• MATERIAL SHOWN:

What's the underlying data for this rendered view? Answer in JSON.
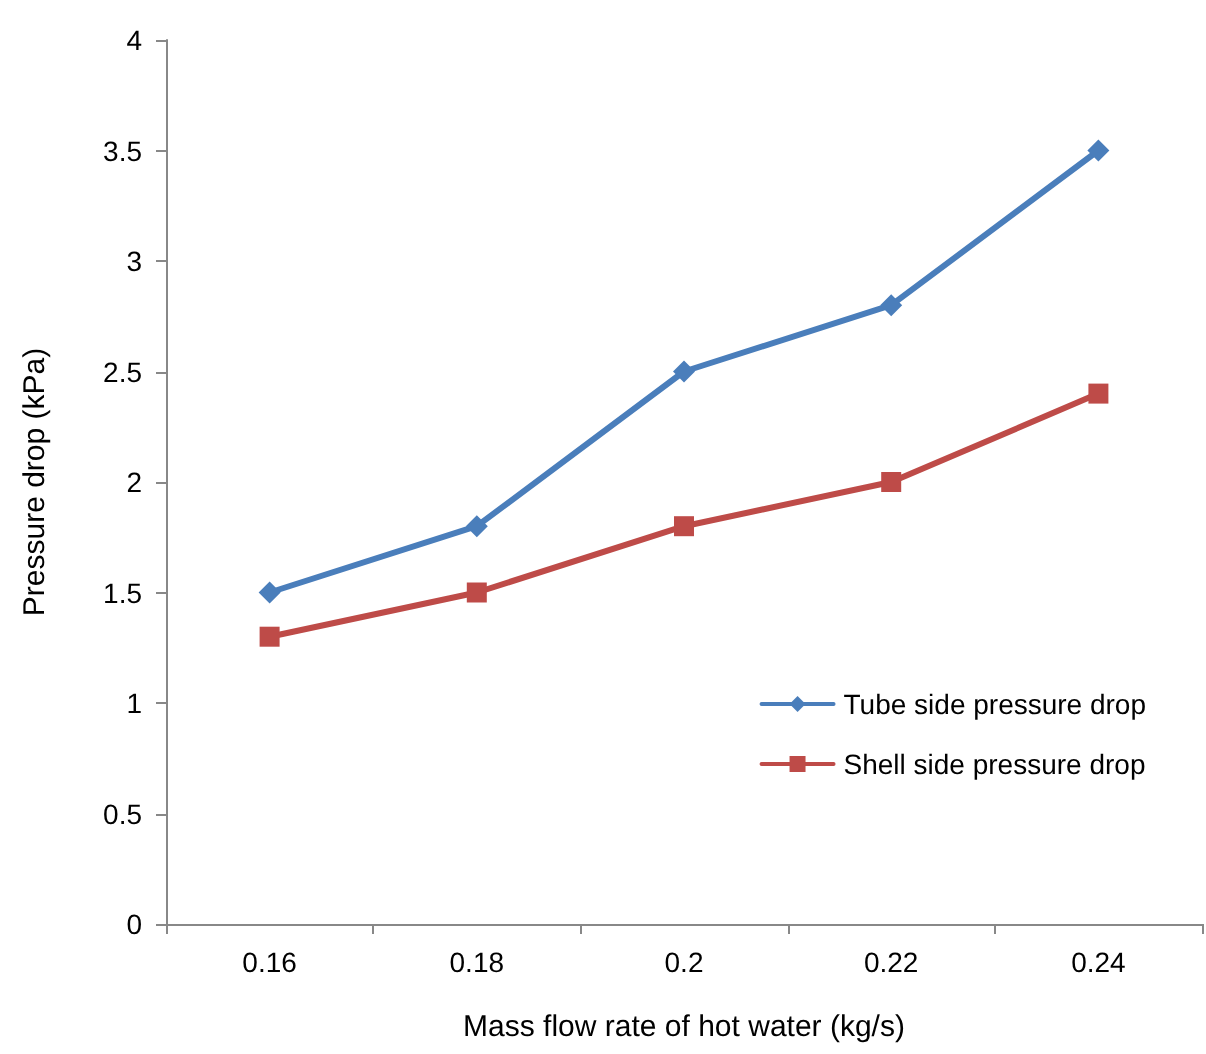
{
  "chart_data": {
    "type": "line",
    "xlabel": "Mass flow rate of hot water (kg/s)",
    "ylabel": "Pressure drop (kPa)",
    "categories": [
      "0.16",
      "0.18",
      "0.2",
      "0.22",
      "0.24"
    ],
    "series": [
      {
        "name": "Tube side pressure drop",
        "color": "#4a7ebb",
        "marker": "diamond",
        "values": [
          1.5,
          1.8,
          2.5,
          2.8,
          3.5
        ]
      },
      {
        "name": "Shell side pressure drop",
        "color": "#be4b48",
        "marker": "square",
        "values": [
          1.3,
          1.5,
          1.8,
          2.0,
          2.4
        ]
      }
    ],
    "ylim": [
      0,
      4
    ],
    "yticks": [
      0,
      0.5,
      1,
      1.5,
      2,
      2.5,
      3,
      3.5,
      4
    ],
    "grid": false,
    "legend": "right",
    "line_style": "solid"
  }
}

--

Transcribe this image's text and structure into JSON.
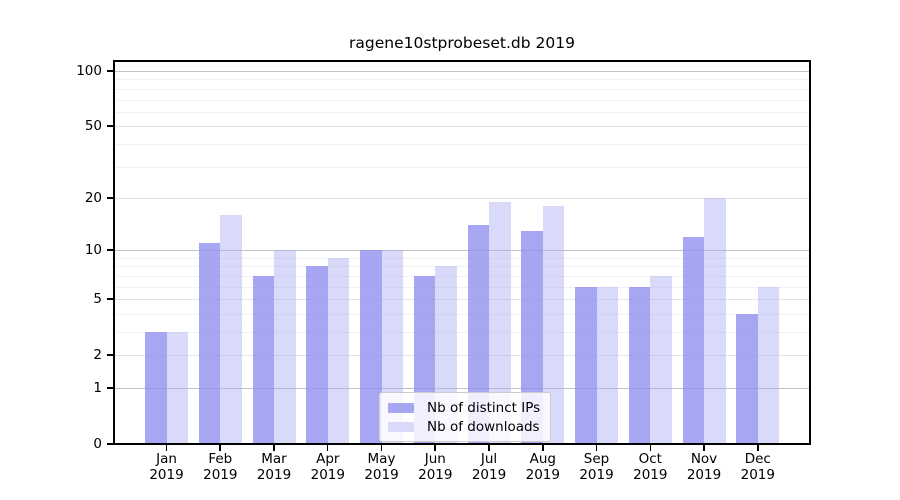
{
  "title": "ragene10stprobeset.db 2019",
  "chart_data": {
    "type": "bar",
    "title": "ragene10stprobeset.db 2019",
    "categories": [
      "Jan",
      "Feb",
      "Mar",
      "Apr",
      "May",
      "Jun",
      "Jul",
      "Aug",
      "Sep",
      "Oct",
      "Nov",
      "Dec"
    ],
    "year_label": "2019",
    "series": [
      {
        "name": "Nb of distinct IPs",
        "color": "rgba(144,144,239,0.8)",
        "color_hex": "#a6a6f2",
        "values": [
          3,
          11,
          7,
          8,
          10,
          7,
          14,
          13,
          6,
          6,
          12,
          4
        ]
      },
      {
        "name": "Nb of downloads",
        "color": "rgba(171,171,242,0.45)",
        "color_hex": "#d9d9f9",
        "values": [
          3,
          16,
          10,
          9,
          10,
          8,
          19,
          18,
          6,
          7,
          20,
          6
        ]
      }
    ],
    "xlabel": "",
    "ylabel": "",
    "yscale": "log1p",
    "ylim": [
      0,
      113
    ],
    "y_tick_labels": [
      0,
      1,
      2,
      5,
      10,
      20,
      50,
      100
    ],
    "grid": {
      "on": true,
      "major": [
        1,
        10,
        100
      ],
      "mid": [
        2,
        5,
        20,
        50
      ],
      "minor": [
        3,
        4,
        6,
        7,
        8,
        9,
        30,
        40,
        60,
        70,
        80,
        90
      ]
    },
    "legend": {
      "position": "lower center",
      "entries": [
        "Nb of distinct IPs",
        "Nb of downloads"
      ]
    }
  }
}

• WORK TO COMPLETE: Which lines in the data above contain "distinct"? Show each one.

• TASK ANSWER:
        "name": "Nb of distinct IPs",
        "Nb of distinct IPs",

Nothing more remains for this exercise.